▸ WRITTEN PROBLEM:
Report only the number of lines in this material that include the string "Προγράμματος".

▸ Collected data entries:
——————

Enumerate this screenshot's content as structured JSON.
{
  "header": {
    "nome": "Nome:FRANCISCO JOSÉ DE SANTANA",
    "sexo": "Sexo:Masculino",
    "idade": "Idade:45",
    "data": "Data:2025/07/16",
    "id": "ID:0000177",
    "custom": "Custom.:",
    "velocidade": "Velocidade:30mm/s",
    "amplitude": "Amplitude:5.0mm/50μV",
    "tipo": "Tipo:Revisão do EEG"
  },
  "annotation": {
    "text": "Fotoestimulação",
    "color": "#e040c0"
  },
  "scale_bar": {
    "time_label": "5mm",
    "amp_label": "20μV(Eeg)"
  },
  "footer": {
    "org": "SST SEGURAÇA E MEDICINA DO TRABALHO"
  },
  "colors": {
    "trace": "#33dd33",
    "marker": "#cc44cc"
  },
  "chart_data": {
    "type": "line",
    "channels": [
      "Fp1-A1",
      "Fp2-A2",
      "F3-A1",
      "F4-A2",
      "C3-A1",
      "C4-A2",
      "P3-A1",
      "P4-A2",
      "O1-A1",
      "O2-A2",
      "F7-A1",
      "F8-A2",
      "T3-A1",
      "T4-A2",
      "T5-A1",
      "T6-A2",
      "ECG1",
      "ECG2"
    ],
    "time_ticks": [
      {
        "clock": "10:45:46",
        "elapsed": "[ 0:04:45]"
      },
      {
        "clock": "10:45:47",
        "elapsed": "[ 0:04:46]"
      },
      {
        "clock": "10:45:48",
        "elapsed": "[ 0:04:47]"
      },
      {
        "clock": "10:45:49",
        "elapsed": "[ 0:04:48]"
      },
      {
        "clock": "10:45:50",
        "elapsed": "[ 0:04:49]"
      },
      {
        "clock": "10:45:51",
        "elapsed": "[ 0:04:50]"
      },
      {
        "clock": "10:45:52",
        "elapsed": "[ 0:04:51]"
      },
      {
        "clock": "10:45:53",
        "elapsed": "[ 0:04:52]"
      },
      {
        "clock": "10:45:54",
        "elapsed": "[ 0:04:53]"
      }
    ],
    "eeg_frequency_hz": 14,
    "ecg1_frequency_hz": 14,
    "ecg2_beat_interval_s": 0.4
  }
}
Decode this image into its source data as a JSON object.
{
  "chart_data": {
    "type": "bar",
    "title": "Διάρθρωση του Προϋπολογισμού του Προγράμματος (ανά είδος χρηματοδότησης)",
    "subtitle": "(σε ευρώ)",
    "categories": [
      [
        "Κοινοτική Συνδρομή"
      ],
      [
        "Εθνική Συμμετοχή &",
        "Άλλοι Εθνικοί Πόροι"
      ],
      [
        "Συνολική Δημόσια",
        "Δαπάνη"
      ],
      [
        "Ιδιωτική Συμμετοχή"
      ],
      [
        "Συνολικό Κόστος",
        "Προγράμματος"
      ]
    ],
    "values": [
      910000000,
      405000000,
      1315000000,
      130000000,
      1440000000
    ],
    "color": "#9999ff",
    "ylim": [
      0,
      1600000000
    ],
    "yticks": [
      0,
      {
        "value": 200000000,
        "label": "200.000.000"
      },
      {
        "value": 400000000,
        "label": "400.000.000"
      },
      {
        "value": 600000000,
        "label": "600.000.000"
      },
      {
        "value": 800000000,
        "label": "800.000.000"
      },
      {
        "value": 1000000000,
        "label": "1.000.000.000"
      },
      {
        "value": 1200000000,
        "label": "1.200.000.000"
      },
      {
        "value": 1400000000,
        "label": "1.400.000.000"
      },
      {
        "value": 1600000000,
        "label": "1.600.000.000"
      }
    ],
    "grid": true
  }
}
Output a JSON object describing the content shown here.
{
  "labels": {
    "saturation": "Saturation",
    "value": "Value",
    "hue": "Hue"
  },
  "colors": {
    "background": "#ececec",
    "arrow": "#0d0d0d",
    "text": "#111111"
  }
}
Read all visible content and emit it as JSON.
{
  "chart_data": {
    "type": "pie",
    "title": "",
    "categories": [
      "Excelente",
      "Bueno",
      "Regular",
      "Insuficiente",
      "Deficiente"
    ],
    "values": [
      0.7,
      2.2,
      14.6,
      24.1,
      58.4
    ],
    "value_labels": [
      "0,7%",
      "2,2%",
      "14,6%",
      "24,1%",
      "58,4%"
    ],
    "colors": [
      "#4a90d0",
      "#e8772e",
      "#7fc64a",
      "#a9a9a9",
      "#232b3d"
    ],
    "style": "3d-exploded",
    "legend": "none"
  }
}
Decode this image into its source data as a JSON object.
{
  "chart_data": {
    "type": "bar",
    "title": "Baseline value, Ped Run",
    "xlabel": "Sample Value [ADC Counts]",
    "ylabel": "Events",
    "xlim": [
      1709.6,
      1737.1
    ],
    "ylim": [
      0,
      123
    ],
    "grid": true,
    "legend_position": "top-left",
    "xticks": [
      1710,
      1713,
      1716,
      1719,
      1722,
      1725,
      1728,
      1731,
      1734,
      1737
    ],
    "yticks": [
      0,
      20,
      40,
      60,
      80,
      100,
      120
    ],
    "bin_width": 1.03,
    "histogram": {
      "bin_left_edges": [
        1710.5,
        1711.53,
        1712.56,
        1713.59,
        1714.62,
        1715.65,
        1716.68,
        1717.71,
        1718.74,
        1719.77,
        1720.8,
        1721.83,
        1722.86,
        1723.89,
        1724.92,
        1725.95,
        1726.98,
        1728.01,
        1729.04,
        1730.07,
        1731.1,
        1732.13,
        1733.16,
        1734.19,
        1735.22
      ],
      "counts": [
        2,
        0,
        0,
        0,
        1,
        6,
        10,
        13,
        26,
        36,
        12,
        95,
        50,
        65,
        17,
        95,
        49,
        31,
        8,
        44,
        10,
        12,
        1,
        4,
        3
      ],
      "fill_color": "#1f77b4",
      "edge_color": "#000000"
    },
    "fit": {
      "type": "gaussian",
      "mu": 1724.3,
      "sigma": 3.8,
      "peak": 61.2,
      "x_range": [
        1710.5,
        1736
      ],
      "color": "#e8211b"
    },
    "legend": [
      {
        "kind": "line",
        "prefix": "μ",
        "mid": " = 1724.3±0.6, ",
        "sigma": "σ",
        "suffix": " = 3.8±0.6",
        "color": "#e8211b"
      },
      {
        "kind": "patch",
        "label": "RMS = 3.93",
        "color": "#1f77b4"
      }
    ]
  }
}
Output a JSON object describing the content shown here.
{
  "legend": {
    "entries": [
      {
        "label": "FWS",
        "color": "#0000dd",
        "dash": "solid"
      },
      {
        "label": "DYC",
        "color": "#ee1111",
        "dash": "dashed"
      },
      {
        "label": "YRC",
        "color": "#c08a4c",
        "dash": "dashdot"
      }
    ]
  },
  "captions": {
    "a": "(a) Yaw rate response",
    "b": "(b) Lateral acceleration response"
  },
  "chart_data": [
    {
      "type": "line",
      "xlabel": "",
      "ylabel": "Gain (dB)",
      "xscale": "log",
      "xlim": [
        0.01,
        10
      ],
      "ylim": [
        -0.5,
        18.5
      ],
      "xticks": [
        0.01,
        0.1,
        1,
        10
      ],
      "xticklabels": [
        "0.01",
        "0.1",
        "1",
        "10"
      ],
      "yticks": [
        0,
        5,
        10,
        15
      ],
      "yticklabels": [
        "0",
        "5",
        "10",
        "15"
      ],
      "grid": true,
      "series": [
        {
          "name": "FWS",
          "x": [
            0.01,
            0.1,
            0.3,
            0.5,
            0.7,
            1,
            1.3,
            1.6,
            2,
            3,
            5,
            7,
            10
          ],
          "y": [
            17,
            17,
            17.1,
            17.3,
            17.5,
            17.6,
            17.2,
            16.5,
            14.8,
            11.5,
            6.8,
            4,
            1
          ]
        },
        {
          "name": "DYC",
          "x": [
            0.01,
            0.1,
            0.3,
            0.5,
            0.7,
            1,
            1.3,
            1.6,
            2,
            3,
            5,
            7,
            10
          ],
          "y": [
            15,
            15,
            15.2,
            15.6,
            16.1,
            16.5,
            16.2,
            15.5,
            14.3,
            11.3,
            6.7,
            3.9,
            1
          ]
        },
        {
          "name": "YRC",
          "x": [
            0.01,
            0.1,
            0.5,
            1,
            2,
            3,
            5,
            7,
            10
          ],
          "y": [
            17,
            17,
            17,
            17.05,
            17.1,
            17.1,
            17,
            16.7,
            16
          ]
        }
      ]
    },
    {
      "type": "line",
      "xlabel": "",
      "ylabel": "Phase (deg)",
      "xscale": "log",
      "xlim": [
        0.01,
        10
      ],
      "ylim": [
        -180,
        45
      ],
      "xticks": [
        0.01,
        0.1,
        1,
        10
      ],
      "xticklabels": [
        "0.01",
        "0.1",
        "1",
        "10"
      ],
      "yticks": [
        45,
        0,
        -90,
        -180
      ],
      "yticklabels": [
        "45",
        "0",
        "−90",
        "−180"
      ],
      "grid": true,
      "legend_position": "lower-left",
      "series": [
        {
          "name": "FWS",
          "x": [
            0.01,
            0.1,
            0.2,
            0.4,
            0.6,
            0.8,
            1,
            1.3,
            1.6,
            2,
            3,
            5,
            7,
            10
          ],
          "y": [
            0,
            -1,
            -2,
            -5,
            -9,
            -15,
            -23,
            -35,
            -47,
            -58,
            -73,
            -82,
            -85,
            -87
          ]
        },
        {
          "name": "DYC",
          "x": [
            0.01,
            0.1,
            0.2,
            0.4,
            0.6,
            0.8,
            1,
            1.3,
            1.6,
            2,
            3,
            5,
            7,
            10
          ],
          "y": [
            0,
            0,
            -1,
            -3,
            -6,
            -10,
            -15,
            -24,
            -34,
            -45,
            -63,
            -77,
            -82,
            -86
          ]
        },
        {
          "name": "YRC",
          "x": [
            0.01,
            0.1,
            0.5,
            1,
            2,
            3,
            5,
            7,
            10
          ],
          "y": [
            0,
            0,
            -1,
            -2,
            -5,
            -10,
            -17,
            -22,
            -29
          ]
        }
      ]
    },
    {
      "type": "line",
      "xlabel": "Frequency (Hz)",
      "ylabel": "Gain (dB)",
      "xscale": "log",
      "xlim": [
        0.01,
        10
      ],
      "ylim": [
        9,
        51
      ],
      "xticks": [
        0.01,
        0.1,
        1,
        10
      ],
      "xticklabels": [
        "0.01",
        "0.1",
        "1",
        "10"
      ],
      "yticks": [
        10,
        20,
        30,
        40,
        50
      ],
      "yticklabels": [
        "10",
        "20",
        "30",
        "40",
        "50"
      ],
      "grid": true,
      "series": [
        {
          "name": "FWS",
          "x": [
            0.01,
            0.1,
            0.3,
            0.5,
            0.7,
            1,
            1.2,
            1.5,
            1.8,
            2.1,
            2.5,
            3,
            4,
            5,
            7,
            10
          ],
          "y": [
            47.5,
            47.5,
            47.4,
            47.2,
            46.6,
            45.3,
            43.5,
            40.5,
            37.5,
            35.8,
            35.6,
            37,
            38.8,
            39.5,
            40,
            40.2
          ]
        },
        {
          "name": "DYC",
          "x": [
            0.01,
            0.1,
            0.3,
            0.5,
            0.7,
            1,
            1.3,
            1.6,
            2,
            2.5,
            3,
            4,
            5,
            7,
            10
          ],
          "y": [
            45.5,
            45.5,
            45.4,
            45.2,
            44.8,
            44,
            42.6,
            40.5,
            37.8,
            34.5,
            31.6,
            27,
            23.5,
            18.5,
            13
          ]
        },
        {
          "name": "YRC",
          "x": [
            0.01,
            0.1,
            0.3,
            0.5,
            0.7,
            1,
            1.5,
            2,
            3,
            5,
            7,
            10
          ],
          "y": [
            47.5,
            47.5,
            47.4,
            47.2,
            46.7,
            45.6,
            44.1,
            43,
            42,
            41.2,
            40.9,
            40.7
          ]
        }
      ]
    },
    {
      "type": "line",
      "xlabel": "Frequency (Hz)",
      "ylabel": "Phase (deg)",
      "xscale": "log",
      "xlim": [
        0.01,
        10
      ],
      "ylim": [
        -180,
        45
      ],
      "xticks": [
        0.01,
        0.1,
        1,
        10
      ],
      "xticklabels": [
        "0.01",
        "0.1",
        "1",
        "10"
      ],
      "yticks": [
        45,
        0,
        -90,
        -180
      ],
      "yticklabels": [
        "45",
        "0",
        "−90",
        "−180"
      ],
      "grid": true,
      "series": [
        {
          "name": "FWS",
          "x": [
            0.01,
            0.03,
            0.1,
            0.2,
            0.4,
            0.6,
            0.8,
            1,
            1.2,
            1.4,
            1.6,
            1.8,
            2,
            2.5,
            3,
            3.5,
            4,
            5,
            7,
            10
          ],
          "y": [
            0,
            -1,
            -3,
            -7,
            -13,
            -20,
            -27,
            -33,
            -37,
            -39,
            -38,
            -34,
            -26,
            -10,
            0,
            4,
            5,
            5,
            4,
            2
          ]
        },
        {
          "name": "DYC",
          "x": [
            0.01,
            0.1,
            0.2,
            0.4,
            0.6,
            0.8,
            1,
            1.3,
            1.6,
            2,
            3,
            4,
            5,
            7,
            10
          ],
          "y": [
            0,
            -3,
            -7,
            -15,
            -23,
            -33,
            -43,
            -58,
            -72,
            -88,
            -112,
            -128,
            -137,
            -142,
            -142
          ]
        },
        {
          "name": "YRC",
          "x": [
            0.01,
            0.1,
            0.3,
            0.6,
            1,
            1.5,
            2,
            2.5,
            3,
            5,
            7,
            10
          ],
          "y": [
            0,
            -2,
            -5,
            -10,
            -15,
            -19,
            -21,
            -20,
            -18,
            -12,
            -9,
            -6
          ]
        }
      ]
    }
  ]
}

——————

▸ EXPECTED OUTPUT:
2